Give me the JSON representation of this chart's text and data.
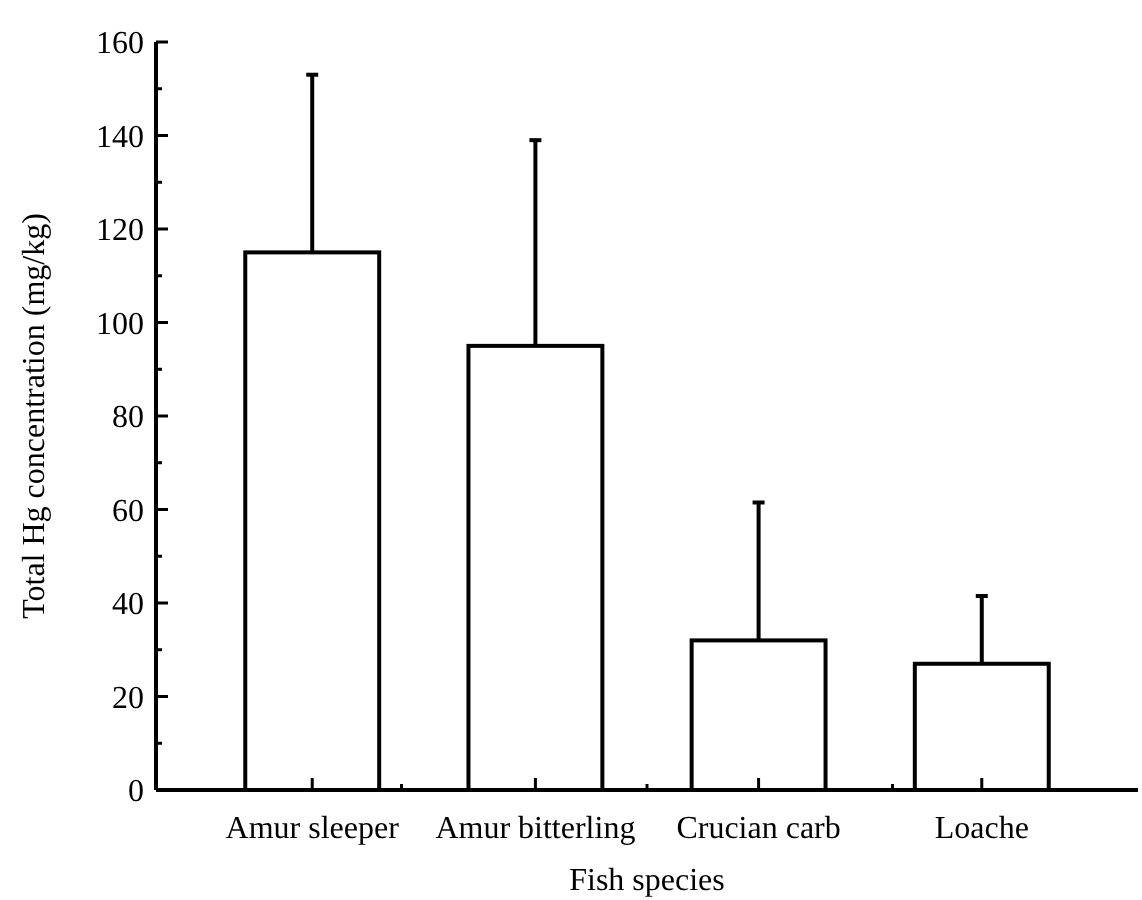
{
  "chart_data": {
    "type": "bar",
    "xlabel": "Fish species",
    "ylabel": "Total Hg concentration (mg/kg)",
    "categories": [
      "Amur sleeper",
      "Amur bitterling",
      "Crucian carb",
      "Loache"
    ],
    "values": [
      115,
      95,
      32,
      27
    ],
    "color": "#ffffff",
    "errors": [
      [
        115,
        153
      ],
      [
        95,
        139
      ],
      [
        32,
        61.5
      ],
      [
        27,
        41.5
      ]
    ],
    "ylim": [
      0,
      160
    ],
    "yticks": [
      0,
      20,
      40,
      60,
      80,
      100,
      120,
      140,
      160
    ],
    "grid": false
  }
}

◆ ◆ ◆

Restate the whole listing above exactly, except for its images.

Give me the JSON representation of this chart's text and data.
{
  "chart_data": {
    "type": "bar",
    "xlabel": "Fish species",
    "ylabel": "Total Hg concentration (mg/kg)",
    "categories": [
      "Amur sleeper",
      "Amur bitterling",
      "Crucian carb",
      "Loache"
    ],
    "values": [
      115,
      95,
      32,
      27
    ],
    "color": "#ffffff",
    "errors": [
      [
        115,
        153
      ],
      [
        95,
        139
      ],
      [
        32,
        61.5
      ],
      [
        27,
        41.5
      ]
    ],
    "ylim": [
      0,
      160
    ],
    "yticks": [
      0,
      20,
      40,
      60,
      80,
      100,
      120,
      140,
      160
    ],
    "grid": false
  }
}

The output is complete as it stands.